(Records from a data source)
———

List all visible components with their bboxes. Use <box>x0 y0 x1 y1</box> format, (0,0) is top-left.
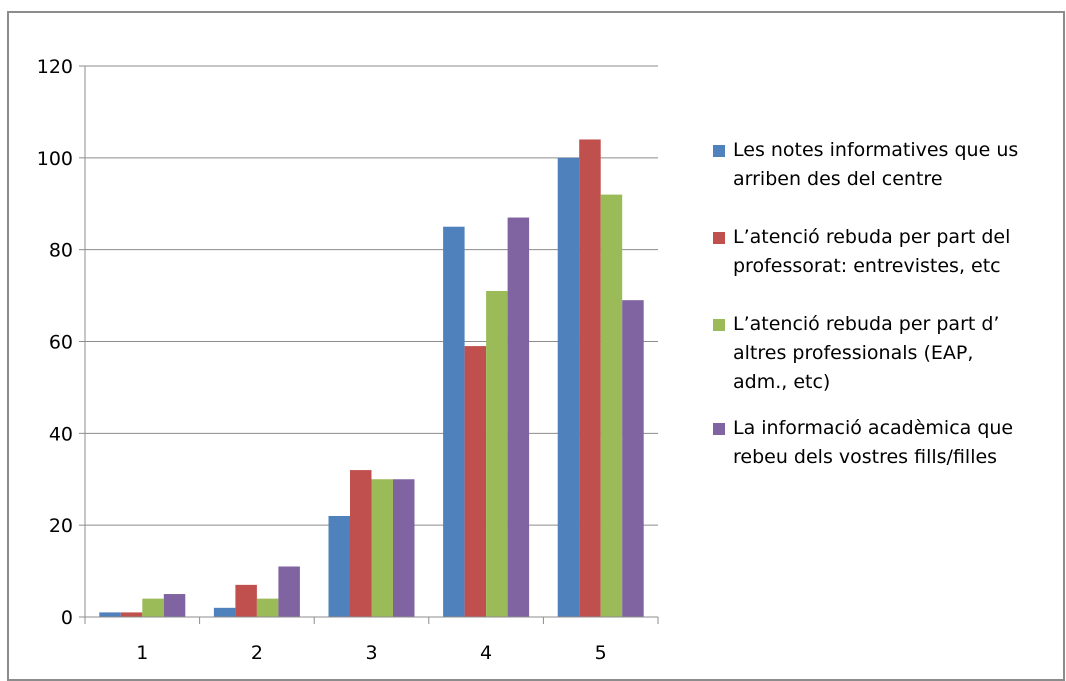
legend-swatch <box>713 232 725 244</box>
bar-series2-cat2 <box>235 584 257 617</box>
y-tick-label: 20 <box>49 515 73 537</box>
x-tick-label: 2 <box>251 642 263 664</box>
tick-labels: 0 20 40 60 80 100 120 1 2 3 4 5 <box>37 56 607 664</box>
bar-series4-cat4 <box>507 217 530 617</box>
bar-series1-cat4 <box>443 226 465 617</box>
bar-series2-cat4 <box>464 346 487 617</box>
bar-series3-cat5 <box>600 194 623 617</box>
legend-item-2: L’atenció rebuda per part del professora… <box>713 223 1063 281</box>
y-tick-label: 120 <box>37 56 73 78</box>
bar-series2-cat3 <box>350 470 372 617</box>
axes <box>79 65 659 624</box>
legend-item-3: L’atenció rebuda per part d’ altres prof… <box>713 310 1063 397</box>
bar-series1-cat3 <box>328 515 350 617</box>
x-tick-label: 1 <box>136 642 148 664</box>
bar-series4-cat3 <box>393 479 415 617</box>
y-tick-label: 80 <box>49 240 73 262</box>
bar-series2-cat5 <box>579 139 601 617</box>
legend-item-1: Les notes informatives que us arriben de… <box>713 136 1063 194</box>
bar-series4-cat1 <box>163 594 186 617</box>
bar-series4-cat5 <box>622 300 644 617</box>
bar-series4-cat2 <box>278 566 300 617</box>
legend-label: L’atenció rebuda per part d’ altres prof… <box>733 313 1000 393</box>
legend-item-4: La informació acadèmica que rebeu dels v… <box>713 414 1063 472</box>
legend: Les notes informatives que us arriben de… <box>713 136 1063 472</box>
bar-series3-cat1 <box>142 598 164 617</box>
y-tick-label: 0 <box>61 607 73 629</box>
bar-series3-cat2 <box>256 598 279 617</box>
legend-swatch <box>713 319 725 331</box>
bar-series3-cat3 <box>371 479 393 617</box>
chart-frame <box>7 11 1065 681</box>
bars <box>99 139 644 617</box>
bar-series1-cat1 <box>99 612 121 617</box>
bar-series2-cat1 <box>120 612 143 617</box>
y-tick-label: 100 <box>37 148 73 170</box>
legend-swatch <box>713 423 725 435</box>
legend-label: L’atenció rebuda per part del professora… <box>733 226 1011 277</box>
y-tick-label: 40 <box>49 423 73 445</box>
x-tick-label: 4 <box>480 642 492 664</box>
bar-series1-cat5 <box>557 157 580 617</box>
x-tick-label: 5 <box>595 642 607 664</box>
legend-label: La informació acadèmica que rebeu dels v… <box>733 417 1014 468</box>
legend-label: Les notes informatives que us arriben de… <box>733 139 1019 190</box>
y-tick-label: 60 <box>49 332 73 354</box>
legend-swatch <box>713 145 725 157</box>
x-tick-label: 3 <box>365 642 377 664</box>
bar-series3-cat4 <box>486 290 508 617</box>
bar-series1-cat2 <box>213 607 236 617</box>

———

** Task requirements **
Duplicate the records starting with the line that contains "legend-swatch <box>713 232 725 244</box>" and going on through the line that contains "x-tick-label: 1 <box>136 642 148 664</box>".

** Result for this exercise **
legend-swatch <box>713 232 725 244</box>
bar-series2-cat2 <box>235 584 257 617</box>
y-tick-label: 20 <box>49 515 73 537</box>
x-tick-label: 2 <box>251 642 263 664</box>
tick-labels: 0 20 40 60 80 100 120 1 2 3 4 5 <box>37 56 607 664</box>
bar-series4-cat4 <box>507 217 530 617</box>
bar-series1-cat4 <box>443 226 465 617</box>
bar-series2-cat4 <box>464 346 487 617</box>
bar-series3-cat5 <box>600 194 623 617</box>
legend-item-2: L’atenció rebuda per part del professora… <box>713 223 1063 281</box>
y-tick-label: 120 <box>37 56 73 78</box>
bar-series2-cat3 <box>350 470 372 617</box>
axes <box>79 65 659 624</box>
legend-item-3: L’atenció rebuda per part d’ altres prof… <box>713 310 1063 397</box>
bar-series1-cat3 <box>328 515 350 617</box>
x-tick-label: 1 <box>136 642 148 664</box>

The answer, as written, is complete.